What is asked — Transcribe all of the records precisely as they are presented.

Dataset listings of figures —
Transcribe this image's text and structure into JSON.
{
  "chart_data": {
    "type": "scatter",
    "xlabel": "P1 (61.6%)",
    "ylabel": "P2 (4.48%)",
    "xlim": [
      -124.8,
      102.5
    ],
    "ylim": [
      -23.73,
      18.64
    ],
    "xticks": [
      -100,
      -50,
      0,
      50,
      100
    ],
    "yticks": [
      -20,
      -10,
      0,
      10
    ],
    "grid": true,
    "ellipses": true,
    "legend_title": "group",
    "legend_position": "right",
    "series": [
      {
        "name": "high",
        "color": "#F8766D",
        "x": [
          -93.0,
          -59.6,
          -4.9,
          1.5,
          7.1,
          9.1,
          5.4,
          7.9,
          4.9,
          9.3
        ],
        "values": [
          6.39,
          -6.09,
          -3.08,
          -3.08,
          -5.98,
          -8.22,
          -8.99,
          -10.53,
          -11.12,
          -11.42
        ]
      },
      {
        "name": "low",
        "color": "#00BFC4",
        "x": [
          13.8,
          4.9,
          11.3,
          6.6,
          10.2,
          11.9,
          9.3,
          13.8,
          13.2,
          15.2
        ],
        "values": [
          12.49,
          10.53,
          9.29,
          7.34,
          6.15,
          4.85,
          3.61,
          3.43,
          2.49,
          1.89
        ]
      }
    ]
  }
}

Full answer —
Transcribe this image's text and structure into JSON.
{
  "chart_data": {
    "type": "scatter",
    "xlabel": "P1 (61.6%)",
    "ylabel": "P2 (4.48%)",
    "xlim": [
      -124.8,
      102.5
    ],
    "ylim": [
      -23.73,
      18.64
    ],
    "xticks": [
      -100,
      -50,
      0,
      50,
      100
    ],
    "yticks": [
      -20,
      -10,
      0,
      10
    ],
    "grid": true,
    "ellipses": true,
    "legend_title": "group",
    "legend_position": "right",
    "series": [
      {
        "name": "high",
        "color": "#F8766D",
        "x": [
          -93.0,
          -59.6,
          -4.9,
          1.5,
          7.1,
          9.1,
          5.4,
          7.9,
          4.9,
          9.3
        ],
        "values": [
          6.39,
          -6.09,
          -3.08,
          -3.08,
          -5.98,
          -8.22,
          -8.99,
          -10.53,
          -11.12,
          -11.42
        ]
      },
      {
        "name": "low",
        "color": "#00BFC4",
        "x": [
          13.8,
          4.9,
          11.3,
          6.6,
          10.2,
          11.9,
          9.3,
          13.8,
          13.2,
          15.2
        ],
        "values": [
          12.49,
          10.53,
          9.29,
          7.34,
          6.15,
          4.85,
          3.61,
          3.43,
          2.49,
          1.89
        ]
      }
    ]
  }
}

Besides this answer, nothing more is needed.